Entries provided:
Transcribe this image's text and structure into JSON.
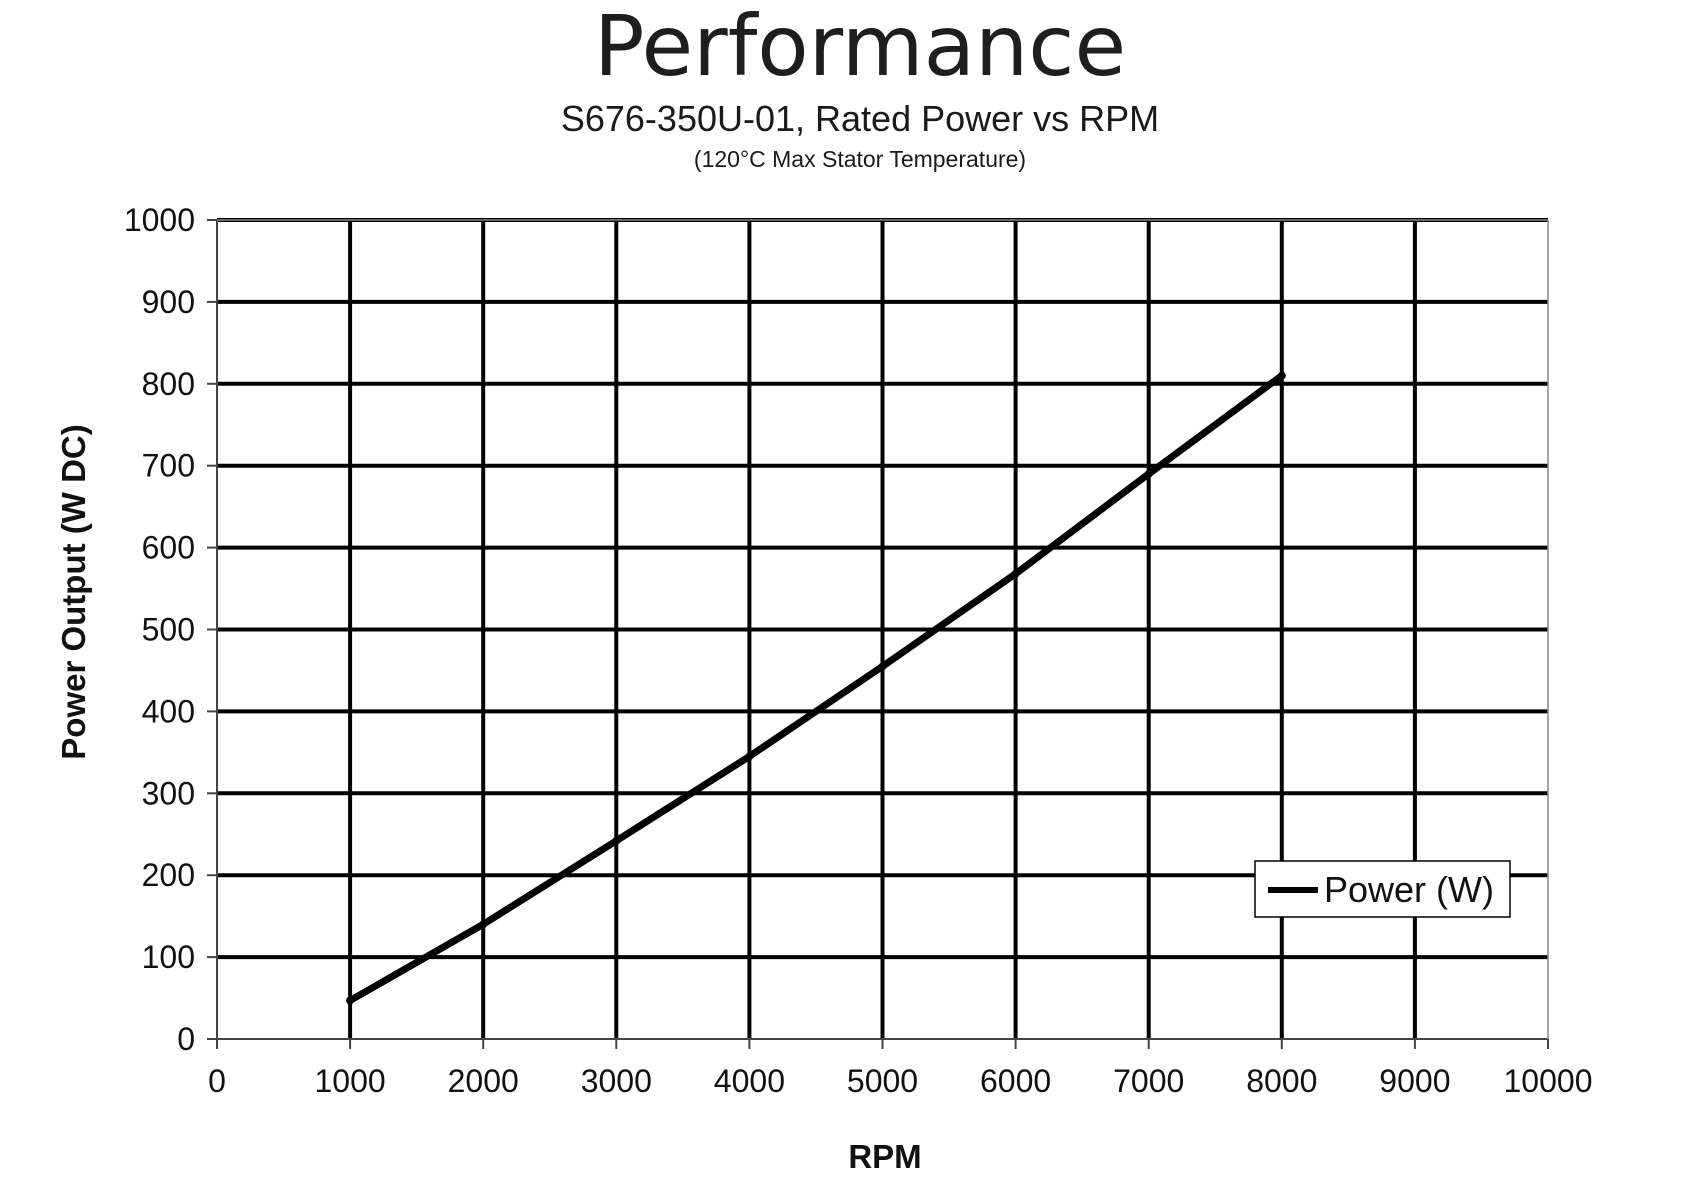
{
  "chart_data": {
    "type": "line",
    "title": "Performance",
    "subtitle": "S676-350U-01, Rated Power vs RPM",
    "note": "(120°C Max Stator Temperature)",
    "xlabel": "RPM",
    "ylabel": "Power Output (W DC)",
    "xlim": [
      0,
      10000
    ],
    "ylim": [
      0,
      1000
    ],
    "xticks": [
      0,
      1000,
      2000,
      3000,
      4000,
      5000,
      6000,
      7000,
      8000,
      9000,
      10000
    ],
    "yticks": [
      0,
      100,
      200,
      300,
      400,
      500,
      600,
      700,
      800,
      900,
      1000
    ],
    "xtick_labels": [
      "0",
      "1000",
      "2000",
      "3000",
      "4000",
      "5000",
      "6000",
      "7000",
      "8000",
      "9000",
      "10000"
    ],
    "ytick_labels": [
      "0",
      "100",
      "200",
      "300",
      "400",
      "500",
      "600",
      "700",
      "800",
      "900",
      "1000"
    ],
    "grid": true,
    "legend_position": "bottom-right",
    "series": [
      {
        "name": "Power (W)",
        "color": "#000000",
        "x": [
          1000,
          2000,
          3000,
          4000,
          5000,
          6000,
          7000,
          8000
        ],
        "y": [
          47,
          140,
          242,
          345,
          455,
          568,
          690,
          810
        ]
      }
    ]
  }
}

Required work:
Output the entries above exactly, without their pictures.

Result:
Transcribe this image's text and structure into JSON.
{
  "chart_data": {
    "type": "line",
    "title": "Performance",
    "subtitle": "S676-350U-01, Rated Power vs RPM",
    "note": "(120°C Max Stator Temperature)",
    "xlabel": "RPM",
    "ylabel": "Power Output (W DC)",
    "xlim": [
      0,
      10000
    ],
    "ylim": [
      0,
      1000
    ],
    "xticks": [
      0,
      1000,
      2000,
      3000,
      4000,
      5000,
      6000,
      7000,
      8000,
      9000,
      10000
    ],
    "yticks": [
      0,
      100,
      200,
      300,
      400,
      500,
      600,
      700,
      800,
      900,
      1000
    ],
    "xtick_labels": [
      "0",
      "1000",
      "2000",
      "3000",
      "4000",
      "5000",
      "6000",
      "7000",
      "8000",
      "9000",
      "10000"
    ],
    "ytick_labels": [
      "0",
      "100",
      "200",
      "300",
      "400",
      "500",
      "600",
      "700",
      "800",
      "900",
      "1000"
    ],
    "grid": true,
    "legend_position": "bottom-right",
    "series": [
      {
        "name": "Power (W)",
        "color": "#000000",
        "x": [
          1000,
          2000,
          3000,
          4000,
          5000,
          6000,
          7000,
          8000
        ],
        "y": [
          47,
          140,
          242,
          345,
          455,
          568,
          690,
          810
        ]
      }
    ]
  }
}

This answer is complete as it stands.